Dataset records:
***

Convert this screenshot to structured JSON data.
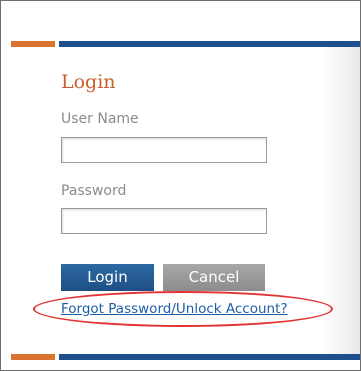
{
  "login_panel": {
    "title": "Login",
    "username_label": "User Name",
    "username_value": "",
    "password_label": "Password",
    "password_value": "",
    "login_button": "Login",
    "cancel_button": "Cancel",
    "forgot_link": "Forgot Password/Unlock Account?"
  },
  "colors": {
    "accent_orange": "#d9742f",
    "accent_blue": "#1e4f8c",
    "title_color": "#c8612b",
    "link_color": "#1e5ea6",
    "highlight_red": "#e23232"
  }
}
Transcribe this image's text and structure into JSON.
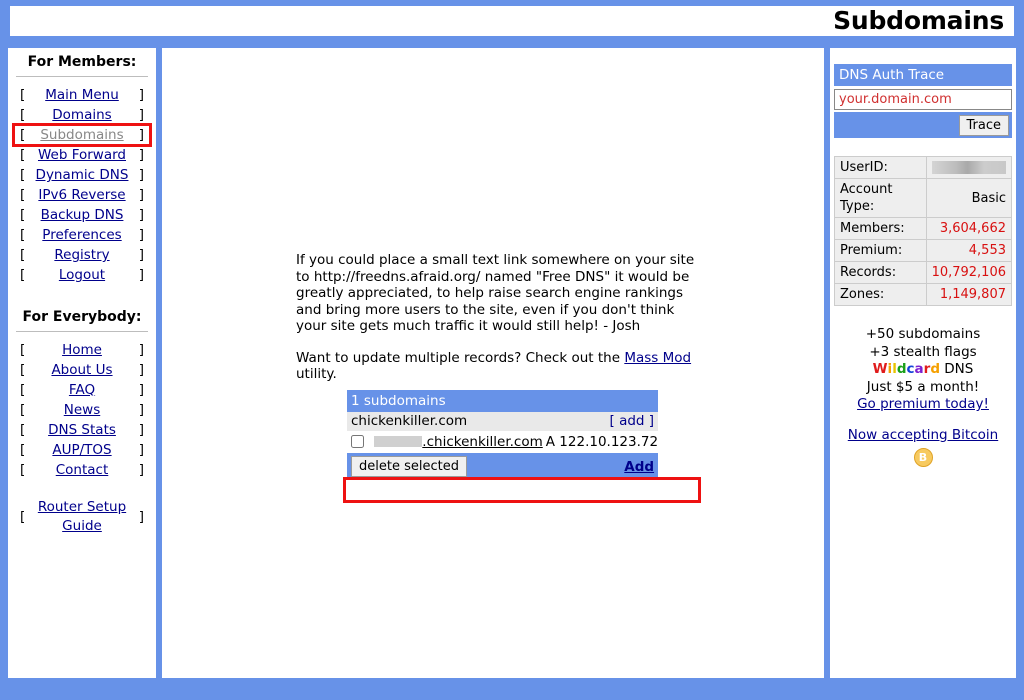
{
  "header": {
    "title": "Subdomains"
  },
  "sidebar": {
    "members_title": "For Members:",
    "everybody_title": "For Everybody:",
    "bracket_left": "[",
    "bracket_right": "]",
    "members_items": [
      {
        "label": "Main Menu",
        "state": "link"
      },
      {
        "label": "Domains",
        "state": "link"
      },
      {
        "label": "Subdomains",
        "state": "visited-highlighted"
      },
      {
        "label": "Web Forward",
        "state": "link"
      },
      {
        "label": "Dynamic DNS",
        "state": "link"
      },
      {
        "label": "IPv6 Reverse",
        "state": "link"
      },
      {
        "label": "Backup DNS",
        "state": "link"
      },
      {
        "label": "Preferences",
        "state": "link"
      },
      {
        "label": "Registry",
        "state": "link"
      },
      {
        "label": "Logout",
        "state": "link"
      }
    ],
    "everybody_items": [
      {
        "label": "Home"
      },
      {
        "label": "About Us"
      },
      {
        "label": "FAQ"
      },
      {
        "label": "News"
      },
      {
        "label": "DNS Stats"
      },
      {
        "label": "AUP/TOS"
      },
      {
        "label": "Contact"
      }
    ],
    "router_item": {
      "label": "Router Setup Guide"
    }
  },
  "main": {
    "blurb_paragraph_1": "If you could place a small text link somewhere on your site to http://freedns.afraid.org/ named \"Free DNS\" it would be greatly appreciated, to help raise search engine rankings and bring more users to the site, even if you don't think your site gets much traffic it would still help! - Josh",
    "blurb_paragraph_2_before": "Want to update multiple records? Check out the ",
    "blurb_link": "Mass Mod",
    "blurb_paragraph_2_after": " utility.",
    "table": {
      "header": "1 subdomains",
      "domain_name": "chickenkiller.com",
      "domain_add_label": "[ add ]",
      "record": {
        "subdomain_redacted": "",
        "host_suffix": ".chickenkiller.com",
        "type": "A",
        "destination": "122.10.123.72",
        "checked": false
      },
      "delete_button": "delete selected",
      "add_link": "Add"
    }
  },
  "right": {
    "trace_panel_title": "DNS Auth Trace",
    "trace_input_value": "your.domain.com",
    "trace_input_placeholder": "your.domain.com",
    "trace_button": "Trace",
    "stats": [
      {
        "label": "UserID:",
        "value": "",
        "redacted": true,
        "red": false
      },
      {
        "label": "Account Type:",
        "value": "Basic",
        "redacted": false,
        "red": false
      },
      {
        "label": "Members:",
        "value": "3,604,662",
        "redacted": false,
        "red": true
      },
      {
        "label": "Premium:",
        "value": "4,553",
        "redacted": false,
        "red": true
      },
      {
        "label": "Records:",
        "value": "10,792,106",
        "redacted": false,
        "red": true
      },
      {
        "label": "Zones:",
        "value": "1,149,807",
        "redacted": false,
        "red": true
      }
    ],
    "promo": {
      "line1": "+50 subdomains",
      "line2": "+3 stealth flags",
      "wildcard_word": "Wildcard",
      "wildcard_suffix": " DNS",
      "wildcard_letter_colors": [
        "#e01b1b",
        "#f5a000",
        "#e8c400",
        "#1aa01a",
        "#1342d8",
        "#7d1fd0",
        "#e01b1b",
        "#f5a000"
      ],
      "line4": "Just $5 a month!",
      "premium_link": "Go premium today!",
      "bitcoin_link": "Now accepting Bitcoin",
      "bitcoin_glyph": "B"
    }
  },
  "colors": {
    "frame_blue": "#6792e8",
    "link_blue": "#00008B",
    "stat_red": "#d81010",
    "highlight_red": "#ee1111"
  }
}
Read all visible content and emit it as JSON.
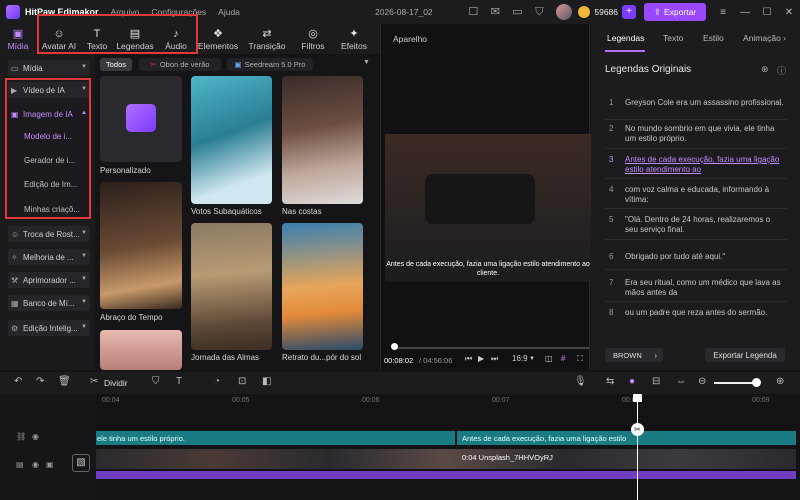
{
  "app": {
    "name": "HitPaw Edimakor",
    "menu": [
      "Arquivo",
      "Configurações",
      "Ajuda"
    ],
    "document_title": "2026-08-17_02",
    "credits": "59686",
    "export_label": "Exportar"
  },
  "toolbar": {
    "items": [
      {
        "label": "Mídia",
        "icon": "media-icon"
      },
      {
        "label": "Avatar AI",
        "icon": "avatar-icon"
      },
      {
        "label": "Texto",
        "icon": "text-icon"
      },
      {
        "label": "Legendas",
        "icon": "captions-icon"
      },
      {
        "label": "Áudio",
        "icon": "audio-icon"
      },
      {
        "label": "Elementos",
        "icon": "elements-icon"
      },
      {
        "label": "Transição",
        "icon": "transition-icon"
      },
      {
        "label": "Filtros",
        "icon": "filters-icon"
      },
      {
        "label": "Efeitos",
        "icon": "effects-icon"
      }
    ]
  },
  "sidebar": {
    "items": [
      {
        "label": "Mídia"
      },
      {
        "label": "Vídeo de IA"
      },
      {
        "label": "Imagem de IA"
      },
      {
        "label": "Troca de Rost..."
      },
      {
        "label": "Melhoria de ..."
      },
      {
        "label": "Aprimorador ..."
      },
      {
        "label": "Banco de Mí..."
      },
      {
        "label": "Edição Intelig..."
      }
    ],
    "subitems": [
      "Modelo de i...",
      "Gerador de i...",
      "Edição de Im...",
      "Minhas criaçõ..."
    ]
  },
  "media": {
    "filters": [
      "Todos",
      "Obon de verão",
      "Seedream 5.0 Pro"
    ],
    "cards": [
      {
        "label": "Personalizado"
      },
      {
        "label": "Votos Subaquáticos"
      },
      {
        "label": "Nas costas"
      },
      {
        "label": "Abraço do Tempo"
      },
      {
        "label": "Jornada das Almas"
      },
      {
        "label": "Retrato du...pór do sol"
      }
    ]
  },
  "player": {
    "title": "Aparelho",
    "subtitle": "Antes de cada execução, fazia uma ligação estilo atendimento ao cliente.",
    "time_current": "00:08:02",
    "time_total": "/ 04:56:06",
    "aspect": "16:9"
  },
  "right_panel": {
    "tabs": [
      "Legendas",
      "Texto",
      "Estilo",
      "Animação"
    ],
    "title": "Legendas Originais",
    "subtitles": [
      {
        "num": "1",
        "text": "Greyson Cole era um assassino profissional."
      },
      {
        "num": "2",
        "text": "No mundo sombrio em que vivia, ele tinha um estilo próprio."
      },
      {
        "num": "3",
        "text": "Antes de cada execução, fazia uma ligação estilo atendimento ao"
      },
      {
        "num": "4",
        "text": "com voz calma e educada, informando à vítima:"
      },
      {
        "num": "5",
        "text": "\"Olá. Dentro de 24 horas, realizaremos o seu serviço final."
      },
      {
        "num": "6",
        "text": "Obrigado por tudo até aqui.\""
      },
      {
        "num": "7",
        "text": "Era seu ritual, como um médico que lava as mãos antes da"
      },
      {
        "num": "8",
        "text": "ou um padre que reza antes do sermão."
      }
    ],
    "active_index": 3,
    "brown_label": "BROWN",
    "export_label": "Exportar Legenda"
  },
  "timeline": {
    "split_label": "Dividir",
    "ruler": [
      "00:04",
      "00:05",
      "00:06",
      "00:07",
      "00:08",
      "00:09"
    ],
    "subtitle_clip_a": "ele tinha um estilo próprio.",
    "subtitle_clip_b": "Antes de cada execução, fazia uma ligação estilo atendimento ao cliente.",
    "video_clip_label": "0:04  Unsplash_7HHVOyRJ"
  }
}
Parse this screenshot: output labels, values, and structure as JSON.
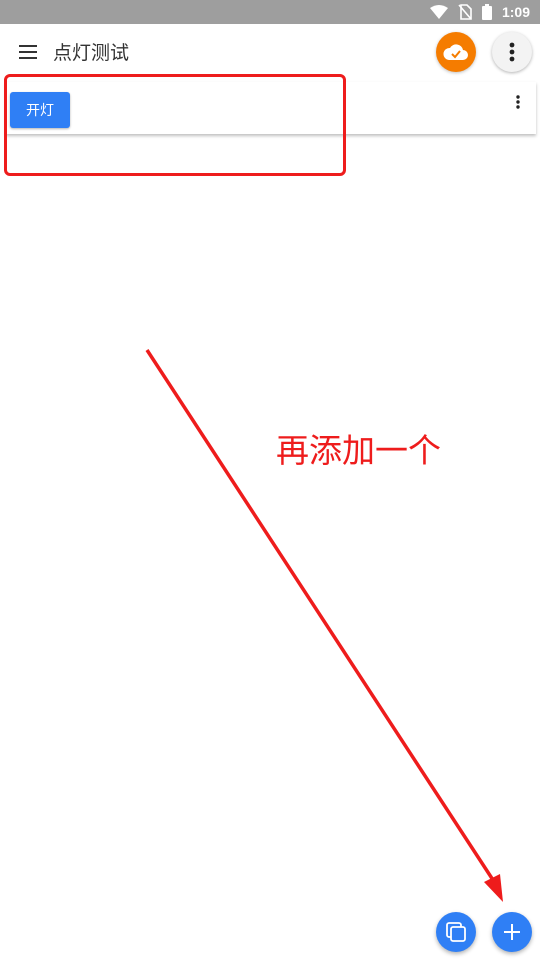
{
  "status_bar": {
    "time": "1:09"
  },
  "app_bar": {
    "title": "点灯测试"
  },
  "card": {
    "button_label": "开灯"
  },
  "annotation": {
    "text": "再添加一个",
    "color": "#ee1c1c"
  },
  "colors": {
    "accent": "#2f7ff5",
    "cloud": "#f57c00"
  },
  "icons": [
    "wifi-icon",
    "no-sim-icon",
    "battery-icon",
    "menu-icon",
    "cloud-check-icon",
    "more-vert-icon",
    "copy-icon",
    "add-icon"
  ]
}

***

> **Written task**
Among the lines of the material, find those that hold the word "Legendas" and copy them.

> **Solution**
        "label": "Legendas",
      "Legendas",
    "title": "Legendas Originais",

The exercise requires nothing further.